• _EXERCISE DATA_

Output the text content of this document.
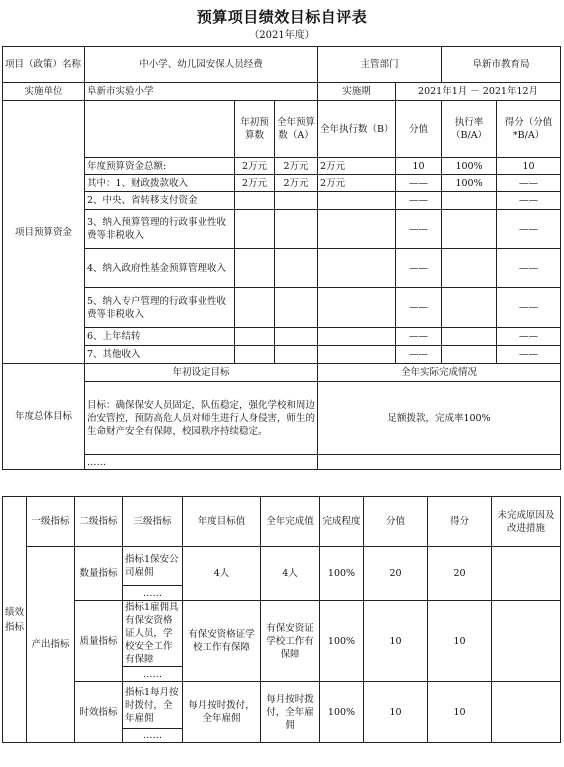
预算项目绩效目标自评表
（2021年度）
项目（政策）名称	中小学、幼儿园安保人员经费			主管部门		阜新市教育局	
实施单位	阜新市实验小学			实施期	2021年1月 － 2021年12月		
项目预算资金		年初预算数	全年预算数（A）	全年执行数（B）	分值	执行率（B/A）	得分（分值*B/A）
	年度预算资金总额:	2万元	2万元	2万元	10	100%	10
	其中：1、财政拨款收入	2万元	2万元	2万元	——	100%	——
	2、中央、省转移支付资金				——		——
	3、纳入预算管理的行政事业性收费等非税收入				——		——
	4、纳入政府性基金预算管理收入				——		——
	5、纳入专户管理的行政事业性收费等非税收入				——		——
	6、上年结转				——		——
	7、其他收入				——		——
年度总体目标	年初设定目标			全年实际完成情况			
	目标：确保保安人员固定，队伍稳定，强化学校和周边治安管控，预防高危人员对师生进行人身侵害，师生的生命财产安全有保障，校园秩序持续稳定。			足额拨款，完成率100%			
	……						
绩效指标	一级指标	二级指标	三级指标	年度目标值	全年完成值	完成程度	分值	得分	未完成原因及改进措施
	产出指标	数量指标	指标1保安公司雇佣	4人	4人	100%	20	20	
			……						
		质量指标	指标1雇佣具有保安资格证人员，学校安全工作有保障	有保安资格证学校工作有保障	有保安资证学校工作有保障	100%	10	10	
			……						
		时效指标	指标1每月按时拨付，全年雇佣	每月按时拨付，全年雇佣	每月按时拨付，全年雇佣	100%	10	10	
			……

• _STATED GOAL_
Take the entries shown above and quote them verbatim, passing over the pictures.

• _OUTPUT OF THE TASK_
Output the text content of this document.
预算项目绩效目标自评表
（2021年度）
项目（政策）名称	中小学、幼儿园安保人员经费			主管部门		阜新市教育局	
实施单位	阜新市实验小学			实施期	2021年1月 － 2021年12月		
项目预算资金		年初预算数	全年预算数（A）	全年执行数（B）	分值	执行率（B/A）	得分（分值*B/A）
	年度预算资金总额:	2万元	2万元	2万元	10	100%	10
	其中：1、财政拨款收入	2万元	2万元	2万元	——	100%	——
	2、中央、省转移支付资金				——		——
	3、纳入预算管理的行政事业性收费等非税收入				——		——
	4、纳入政府性基金预算管理收入				——		——
	5、纳入专户管理的行政事业性收费等非税收入				——		——
	6、上年结转				——		——
	7、其他收入				——		——
年度总体目标	年初设定目标			全年实际完成情况			
	目标：确保保安人员固定，队伍稳定，强化学校和周边治安管控，预防高危人员对师生进行人身侵害，师生的生命财产安全有保障，校园秩序持续稳定。			足额拨款，完成率100%			
	……						
绩效指标	一级指标	二级指标	三级指标	年度目标值	全年完成值	完成程度	分值	得分	未完成原因及改进措施
	产出指标	数量指标	指标1保安公司雇佣	4人	4人	100%	20	20	
			……						
		质量指标	指标1雇佣具有保安资格证人员，学校安全工作有保障	有保安资格证学校工作有保障	有保安资证学校工作有保障	100%	10	10	
			……						
		时效指标	指标1每月按时拨付，全年雇佣	每月按时拨付，全年雇佣	每月按时拨付，全年雇佣	100%	10	10	
			……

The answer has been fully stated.